Do this:
Update the items from the line holding "y-tick-label: 80N: [51, 131, 75, 146]" through the line holding "season-label: JJA: [726, 87, 749, 103]", both ends included, by changing "colorbar-swatch" to "scale-swatch" and leaving everything else as it is.

┄┄┄┄┄┄┄┄┄┄┄┄┄┄┄┄┄┄┄┄

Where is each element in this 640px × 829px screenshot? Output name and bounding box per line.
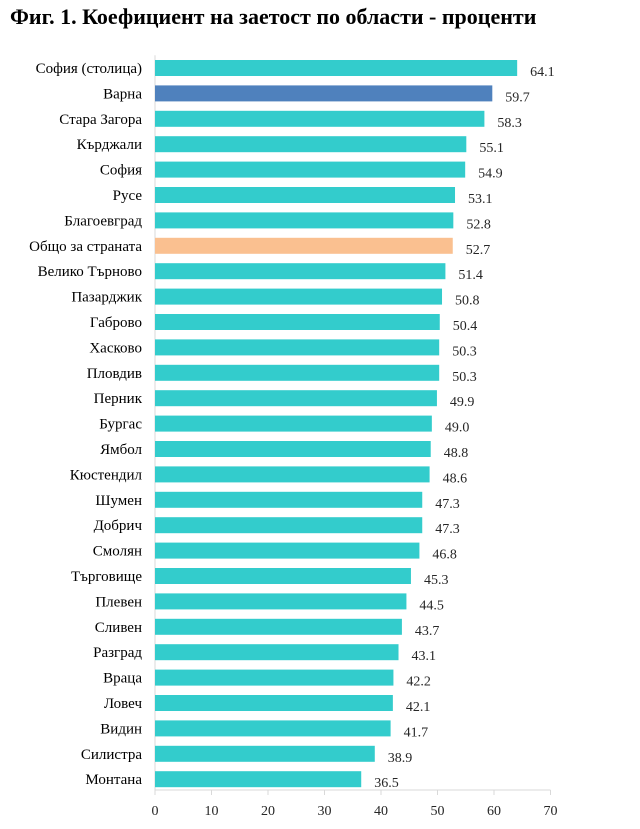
- bar: [155, 568, 411, 584]
- category-label: Видин: [100, 721, 142, 737]
- bar: [155, 288, 443, 305]
- value-label: 54.9: [478, 167, 503, 182]
- x-tick-label: 40: [374, 804, 388, 819]
- bar: [155, 542, 420, 559]
- bar: [155, 85, 493, 102]
- category-label: Русе: [113, 188, 143, 204]
- bar: [155, 745, 375, 762]
- category-label: Ямбол: [100, 442, 142, 458]
- value-label: 50.4: [453, 319, 478, 334]
- category-label: Габрово: [90, 315, 142, 331]
- bar: [155, 441, 431, 457]
- x-tick-label: 10: [205, 804, 219, 819]
- value-label: 64.1: [530, 65, 555, 80]
- x-tick-label: 60: [487, 804, 501, 819]
- category-label: София: [100, 163, 142, 179]
- value-label: 38.9: [388, 751, 413, 766]
- bar: [155, 669, 394, 686]
- x-tick-label: 0: [152, 804, 159, 819]
- bar: [155, 339, 440, 356]
- x-tick-label: 70: [544, 804, 558, 819]
- bar: [155, 415, 432, 432]
- category-label: Кърджали: [77, 137, 142, 153]
- value-label: 48.8: [444, 446, 469, 461]
- value-label: 45.3: [424, 573, 449, 588]
- category-label: Бургас: [99, 417, 142, 433]
- x-tick-label: 50: [431, 804, 445, 819]
- category-label: Добрич: [94, 518, 143, 534]
- value-label: 58.3: [497, 116, 522, 131]
- value-label: 43.1: [412, 649, 437, 664]
- value-label: 47.3: [435, 522, 460, 537]
- category-label: Монтана: [85, 772, 142, 788]
- category-label: Кюстендил: [70, 467, 143, 483]
- category-label: Пловдив: [87, 366, 142, 382]
- value-label: 53.1: [468, 192, 493, 207]
- bar: [155, 720, 391, 737]
- value-label: 43.7: [415, 624, 440, 639]
- value-label: 51.4: [458, 268, 483, 283]
- bar: [155, 60, 518, 76]
- value-label: 52.7: [466, 243, 491, 258]
- category-label: Смолян: [93, 544, 142, 560]
- bar: [155, 593, 407, 610]
- bar: [155, 517, 423, 534]
- value-label: 46.8: [432, 548, 457, 563]
- category-label: Пазарджик: [71, 290, 142, 306]
- category-label: Сливен: [95, 620, 142, 636]
- bar: [155, 618, 402, 635]
- value-label: 41.7: [404, 725, 429, 740]
- value-label: 55.1: [479, 141, 504, 156]
- category-label: Разград: [93, 645, 142, 661]
- bar: [155, 314, 440, 330]
- category-label: Благоевград: [64, 213, 142, 229]
- value-label: 48.6: [443, 471, 468, 486]
- value-label: 36.5: [374, 776, 399, 791]
- category-label: Плевен: [95, 594, 142, 610]
- bar: [155, 110, 485, 127]
- bar: [155, 364, 440, 381]
- value-label: 50.3: [452, 370, 477, 385]
- bar: [155, 644, 399, 661]
- value-label: 59.7: [505, 90, 530, 105]
- value-label: 49.9: [450, 395, 475, 410]
- value-label: 52.8: [466, 217, 491, 232]
- category-label: Перник: [94, 391, 143, 407]
- category-label: Велико Търново: [38, 264, 142, 280]
- category-label: Враца: [103, 671, 142, 687]
- chart-title: Фиг. 1. Коефициент на заетост по области…: [10, 4, 537, 29]
- category-label: Търговище: [71, 569, 142, 585]
- bar: [155, 390, 437, 407]
- category-label: Общо за страната: [29, 239, 142, 255]
- bar: [155, 491, 423, 508]
- value-label: 47.3: [435, 497, 460, 512]
- category-label: Шумен: [95, 493, 142, 509]
- x-tick-label: 20: [261, 804, 275, 819]
- category-label: София (столица): [36, 61, 142, 77]
- bar: [155, 212, 454, 229]
- category-label: Варна: [103, 86, 142, 102]
- category-label: Стара Загора: [59, 112, 142, 128]
- value-label: 42.2: [406, 675, 431, 690]
- bar: [155, 263, 446, 280]
- value-label: 49.0: [445, 421, 470, 436]
- value-label: 50.3: [452, 344, 477, 359]
- bar: [155, 136, 467, 153]
- bar: [155, 695, 393, 711]
- category-label: Силистра: [81, 747, 142, 763]
- bar: [155, 161, 466, 178]
- bar: [155, 771, 362, 788]
- x-tick-label: 30: [318, 804, 332, 819]
- value-label: 42.1: [406, 700, 431, 715]
- category-label: Ловеч: [104, 696, 143, 712]
- value-label: 50.8: [455, 294, 480, 309]
- bar: [155, 237, 453, 254]
- value-label: 44.5: [419, 598, 444, 613]
- category-label: Хасково: [89, 340, 142, 356]
- bar: [155, 187, 456, 203]
- bar: [155, 466, 430, 483]
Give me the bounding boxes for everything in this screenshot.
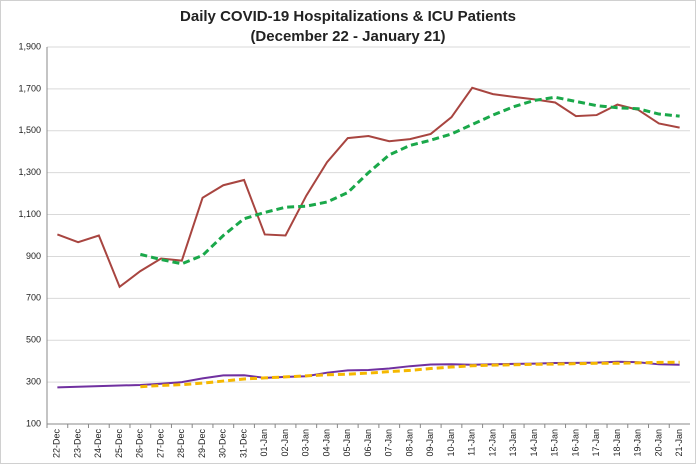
x-tick-label: 23-Dec [72,429,82,459]
x-tick-label: 04-Jan [321,429,331,457]
x-tick-label: 25-Dec [114,429,124,459]
x-tick-label: 07-Jan [384,429,394,457]
y-tick-label: 300 [26,376,41,386]
x-tick-label: 03-Jan [301,429,311,457]
x-tick-label: 22-Dec [52,429,62,459]
x-tick-label: 27-Dec [155,429,165,459]
x-tick-label: 26-Dec [135,429,145,459]
x-tick-label: 21-Jan [674,429,684,457]
x-tick-label: 01-Jan [259,429,269,457]
x-tick-label: 06-Jan [363,429,373,457]
x-tick-label: 08-Jan [404,429,414,457]
y-tick-label: 1,700 [18,83,41,93]
y-tick-label: 700 [26,293,41,303]
x-tick-label: 02-Jan [280,429,290,457]
chart-subtitle: (December 22 - January 21) [250,28,445,45]
x-tick-label: 09-Jan [425,429,435,457]
series-line [139,95,680,266]
x-tick-label: 12-Jan [487,429,497,457]
y-tick-label: 1,100 [18,209,41,219]
x-tick-label: 17-Jan [591,429,601,457]
x-tick-label: 16-Jan [570,429,580,457]
x-tick-label: 20-Jan [653,429,663,457]
x-tick-label: 10-Jan [446,429,456,457]
y-tick-label: 900 [26,251,41,261]
y-tick-label: 1,900 [18,41,41,51]
series-line [57,86,680,289]
x-tick-label: 15-Jan [550,429,560,457]
y-tick-label: 1,500 [18,125,41,135]
y-tick-label: 1,300 [18,167,41,177]
x-tick-label: 19-Jan [633,429,643,457]
x-tick-label: 13-Jan [508,429,518,457]
x-tick-label: 24-Dec [93,429,103,459]
chart-title: Daily COVID-19 Hospitalizations & ICU Pa… [180,8,516,25]
x-tick-label: 30-Dec [218,429,228,459]
x-tick-label: 11-Jan [467,429,477,456]
x-tick-label: 29-Dec [197,429,207,459]
series-line [140,360,680,389]
x-tick-label: 18-Jan [612,429,622,457]
y-tick-label: 100 [26,418,41,428]
series-line [57,360,680,389]
x-tick-label: 28-Dec [176,429,186,459]
x-tick-label: 31-Dec [238,429,248,459]
x-tick-label: 05-Jan [342,429,352,457]
x-tick-label: 14-Jan [529,429,539,457]
y-tick-label: 500 [26,335,41,345]
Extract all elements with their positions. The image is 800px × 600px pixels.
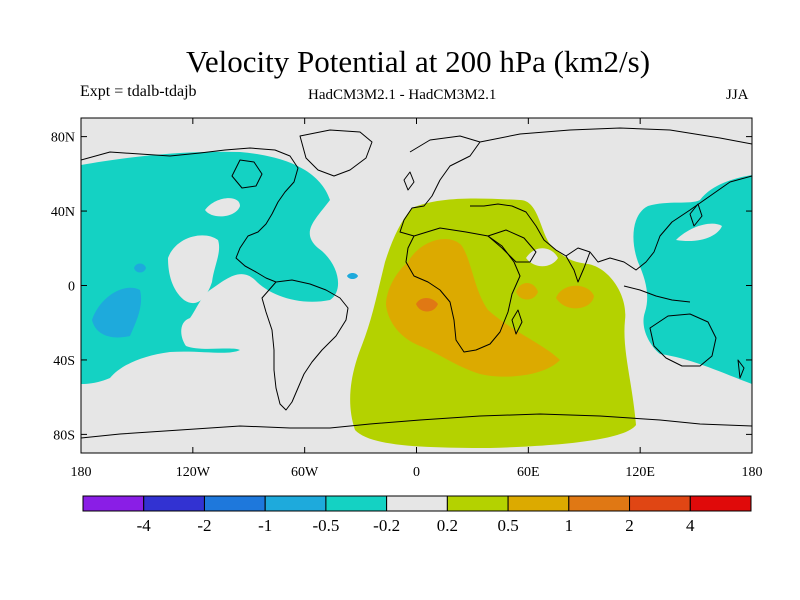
y-tick-label: 80N: [51, 131, 75, 146]
colorbar-label: -4: [137, 516, 152, 535]
colorbar-label: 0.2: [437, 516, 458, 535]
coast-greenland: [299, 129, 373, 177]
colorbar-label: 4: [686, 516, 695, 535]
coast-south-america: [261, 279, 349, 411]
colorbar-swatch: [629, 495, 691, 512]
colorbar-swatch: [446, 495, 509, 512]
colorbar-label: -2: [197, 516, 211, 535]
coast-north-america: [81, 147, 299, 283]
chart-title: Velocity Potential at 200 hPa (km2/s): [185, 44, 651, 79]
season-label: JJA: [726, 87, 749, 103]
coast-asia: [470, 127, 752, 271]
colorbar-swatch: [82, 495, 145, 512]
contour-atlantic-hole: [205, 198, 240, 217]
x-tick-label: 0: [413, 465, 420, 480]
colorbar: -4 -2 -1 -0.5 -0.2 0.2 0.5 1 2 4: [82, 495, 752, 535]
colorbar-swatch: [325, 495, 388, 512]
y-tick-label: 80S: [53, 428, 75, 443]
models-label: HadCM3M2.1 - HadCM3M2.1: [308, 87, 497, 103]
colorbar-swatch: [386, 495, 448, 512]
colorbar-swatch: [689, 495, 752, 512]
coast-europe: [399, 135, 481, 237]
coast-new-zealand: [737, 359, 745, 379]
x-tick-label: 180: [742, 465, 763, 480]
colorbar-label: -0.5: [312, 516, 339, 535]
coast-australia: [649, 313, 717, 367]
contour-atlantic-blue-small: [347, 273, 358, 279]
contour-west-pacific-negative: [633, 175, 752, 384]
contour-pacific-hole: [168, 235, 220, 304]
coast-antarctica: [81, 413, 752, 439]
coast-hudson: [231, 159, 263, 189]
coast-india: [565, 251, 591, 283]
coast-indonesia: [623, 285, 691, 303]
contour-pacific-blue-small: [134, 263, 146, 273]
y-tick-label: 0: [68, 280, 75, 295]
contour-africa-orange: [386, 239, 560, 377]
colorbar-swatch: [507, 495, 570, 512]
colorbar-label: 2: [625, 516, 634, 535]
y-tick-label: 40S: [53, 354, 75, 369]
coast-arabia: [487, 229, 537, 263]
coast-madagascar: [511, 309, 523, 335]
experiment-label: Expt = tdalb-tdajb: [80, 83, 197, 100]
x-tick-label: 120W: [176, 465, 211, 480]
coastlines: [81, 127, 752, 439]
colorbar-swatch: [203, 495, 266, 512]
contour-pacific-blue: [92, 287, 142, 338]
colorbar-label: 0.5: [497, 516, 518, 535]
colorbar-label: 1: [565, 516, 574, 535]
colorbar-swatch: [568, 495, 631, 512]
contour-indian-orange: [556, 285, 594, 309]
x-tick-label: 60E: [517, 465, 540, 480]
contour-africa-dark-orange: [416, 298, 438, 312]
colorbar-swatch: [264, 495, 327, 512]
x-tick-label: 180: [71, 465, 92, 480]
contour-west-pacific-hole: [676, 223, 722, 242]
x-tick-label: 60W: [291, 465, 319, 480]
coast-japan: [689, 203, 703, 227]
coast-africa: [405, 227, 521, 353]
colorbar-label: -0.2: [373, 516, 400, 535]
contour-indian-orange-small: [516, 283, 538, 300]
axis-ticks: 180 120W 60W 0 60E 120E 180 80N 40N 0 40S 80S: [51, 118, 763, 480]
contour-indian-hole-2: [526, 248, 558, 267]
coast-uk: [403, 171, 415, 191]
colorbar-label: -1: [258, 516, 272, 535]
colorbar-swatch: [143, 495, 205, 512]
x-tick-label: 120E: [625, 465, 655, 480]
y-tick-label: 40N: [51, 205, 75, 220]
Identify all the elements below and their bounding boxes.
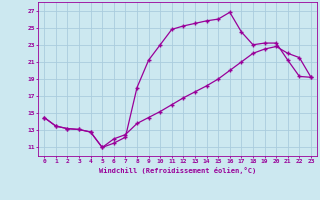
X-axis label: Windchill (Refroidissement éolien,°C): Windchill (Refroidissement éolien,°C) <box>99 167 256 174</box>
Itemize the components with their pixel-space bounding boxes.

┄┄┄┄┄┄┄┄┄┄┄┄┄┄┄┄┄┄┄┄

Right answer:
y-tick-label: 80N: [51, 131, 75, 146]
colorbar-label: -4: [137, 516, 152, 535]
colorbar-label: 0.2: [437, 516, 458, 535]
coast-greenland: [299, 129, 373, 177]
colorbar-label: 4: [686, 516, 695, 535]
coast-south-america: [261, 279, 349, 411]
scale-swatch: [629, 495, 691, 512]
scale-swatch: [446, 495, 509, 512]
colorbar-label: -2: [197, 516, 211, 535]
coast-north-america: [81, 147, 299, 283]
chart-title: Velocity Potential at 200 hPa (km2/s): [185, 44, 651, 79]
season-label: JJA: [726, 87, 749, 103]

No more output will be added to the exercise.